Prompt => Go through the records and extract every line with the word "title".

★ ★ ★ ★ ★

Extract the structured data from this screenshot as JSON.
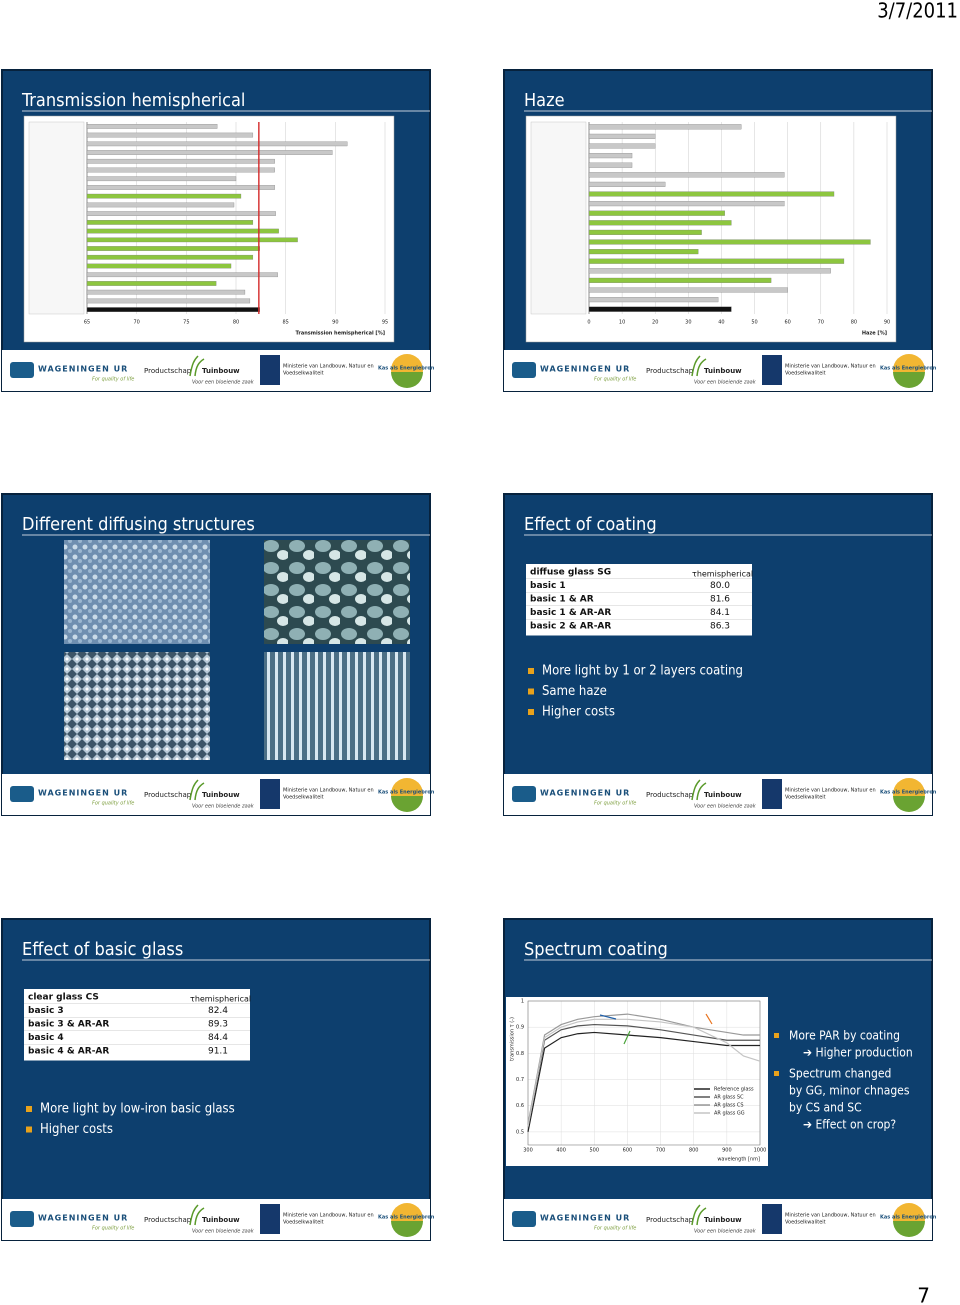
{
  "header": {
    "date": "3/7/2011"
  },
  "page_number": "7",
  "footer": {
    "wur": "WAGENINGEN UR",
    "wur_tagline": "For quality of life",
    "productschap": "Productschap",
    "tuinbouw": "Tuinbouw",
    "tuinbouw_tagline": "Voor een bloeiende zaak",
    "ministerie_line1": "Ministerie van Landbouw, Natuur en",
    "ministerie_line2": "Voedselkwaliteit",
    "kas": "Kas als Energiebron"
  },
  "slides": [
    {
      "title": "Transmission hemispherical",
      "chart_data": {
        "type": "bar",
        "orientation": "horizontal",
        "values": [
          78.1,
          81.7,
          91.2,
          89.7,
          83.9,
          83.9,
          80,
          83.9,
          80.5,
          79.8,
          84,
          81.7,
          84.3,
          86.2,
          82.4,
          81.7,
          79.5,
          84.2,
          78,
          80.9,
          81.4,
          82.4
        ],
        "colors": [
          "#c8c8c8",
          "#c8c8c8",
          "#c8c8c8",
          "#c8c8c8",
          "#c8c8c8",
          "#c8c8c8",
          "#c8c8c8",
          "#c8c8c8",
          "#8dc63f",
          "#c8c8c8",
          "#c8c8c8",
          "#8dc63f",
          "#8dc63f",
          "#8dc63f",
          "#8dc63f",
          "#8dc63f",
          "#8dc63f",
          "#c8c8c8",
          "#8dc63f",
          "#c8c8c8",
          "#c8c8c8",
          "#111111"
        ],
        "xlim": [
          65,
          95
        ],
        "xticks": [
          65,
          70,
          75,
          80,
          85,
          90,
          95
        ],
        "xlabel": "Transmission hemispherical [%]",
        "reference_line": 82.3,
        "reference_color": "#d42a2a",
        "grid": true
      }
    },
    {
      "title": "Haze",
      "chart_data": {
        "type": "bar",
        "orientation": "horizontal",
        "values": [
          46,
          20,
          20,
          13,
          13,
          59,
          23,
          74,
          59,
          41,
          43,
          34,
          85,
          33,
          77,
          73,
          55,
          60,
          39,
          43
        ],
        "colors": [
          "#c8c8c8",
          "#c8c8c8",
          "#c8c8c8",
          "#c8c8c8",
          "#c8c8c8",
          "#c8c8c8",
          "#c8c8c8",
          "#8dc63f",
          "#c8c8c8",
          "#8dc63f",
          "#8dc63f",
          "#8dc63f",
          "#8dc63f",
          "#8dc63f",
          "#8dc63f",
          "#c8c8c8",
          "#8dc63f",
          "#c8c8c8",
          "#c8c8c8",
          "#111111"
        ],
        "xlim": [
          0,
          90
        ],
        "xticks": [
          0,
          10,
          20,
          30,
          40,
          50,
          60,
          70,
          80,
          90
        ],
        "xlabel": "Haze [%]",
        "grid": true
      }
    },
    {
      "title": "Different diffusing structures"
    },
    {
      "title": "Effect of coating",
      "table": {
        "header": [
          "diffuse glass SG",
          "τhemispherical"
        ],
        "rows": [
          [
            "basic 1",
            "80.0"
          ],
          [
            "basic 1 & AR",
            "81.6"
          ],
          [
            "basic 1 & AR-AR",
            "84.1"
          ],
          [
            "basic 2 & AR-AR",
            "86.3"
          ]
        ]
      },
      "bullets": [
        "More light by 1 or 2 layers coating",
        "Same haze",
        "Higher costs"
      ]
    },
    {
      "title": "Effect of basic glass",
      "table": {
        "header": [
          "clear glass CS",
          "τhemispherical"
        ],
        "rows": [
          [
            "basic 3",
            "82.4"
          ],
          [
            "basic 3 & AR-AR",
            "89.3"
          ],
          [
            "basic 4",
            "84.4"
          ],
          [
            "basic 4 & AR-AR",
            "91.1"
          ]
        ]
      },
      "bullets": [
        "More light by low-iron basic glass",
        "Higher costs"
      ]
    },
    {
      "title": "Spectrum coating",
      "chart_data": {
        "type": "line",
        "x": [
          300,
          350,
          400,
          450,
          500,
          600,
          700,
          800,
          900,
          950,
          1000
        ],
        "series": [
          {
            "name": "Reference glass",
            "color": "#222222",
            "values": [
              0.5,
              0.82,
              0.86,
              0.875,
              0.88,
              0.87,
              0.86,
              0.845,
              0.83,
              0.83,
              0.83
            ]
          },
          {
            "name": "AR glass SC",
            "color": "#555555",
            "values": [
              0.52,
              0.85,
              0.89,
              0.905,
              0.91,
              0.905,
              0.89,
              0.87,
              0.85,
              0.85,
              0.85
            ]
          },
          {
            "name": "AR glass CS",
            "color": "#999999",
            "values": [
              0.53,
              0.87,
              0.91,
              0.93,
              0.94,
              0.95,
              0.93,
              0.9,
              0.88,
              0.87,
              0.87
            ]
          },
          {
            "name": "AR glass GG",
            "color": "#c4c4c4",
            "values": [
              0.52,
              0.86,
              0.9,
              0.92,
              0.93,
              0.93,
              0.92,
              0.9,
              0.84,
              0.79,
              0.77
            ]
          }
        ],
        "xlim": [
          300,
          1000
        ],
        "xticks": [
          300,
          400,
          500,
          600,
          700,
          800,
          900,
          1000
        ],
        "ylim": [
          0.45,
          1.0
        ],
        "yticks": [
          0.5,
          0.6,
          0.7,
          0.8,
          0.9,
          1
        ],
        "xlabel": "wavelength [nm]",
        "ylabel": "transmission τ (-)",
        "grid": true
      },
      "bullets": [
        {
          "lines": [
            "More PAR by coating",
            "➔ Higher production"
          ]
        },
        {
          "lines": [
            "Spectrum changed",
            "by  GG, minor chnages",
            "by CS and SC",
            "➔ Effect on crop?"
          ]
        }
      ]
    }
  ]
}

★ ★ ★ ★ ★

Complete answer =>
      "title": "Transmission hemispherical",
      "title": "Haze",
      "title": "Different diffusing structures"
      "title": "Effect of coating",
      "title": "Effect of basic glass",
      "title": "Spectrum coating",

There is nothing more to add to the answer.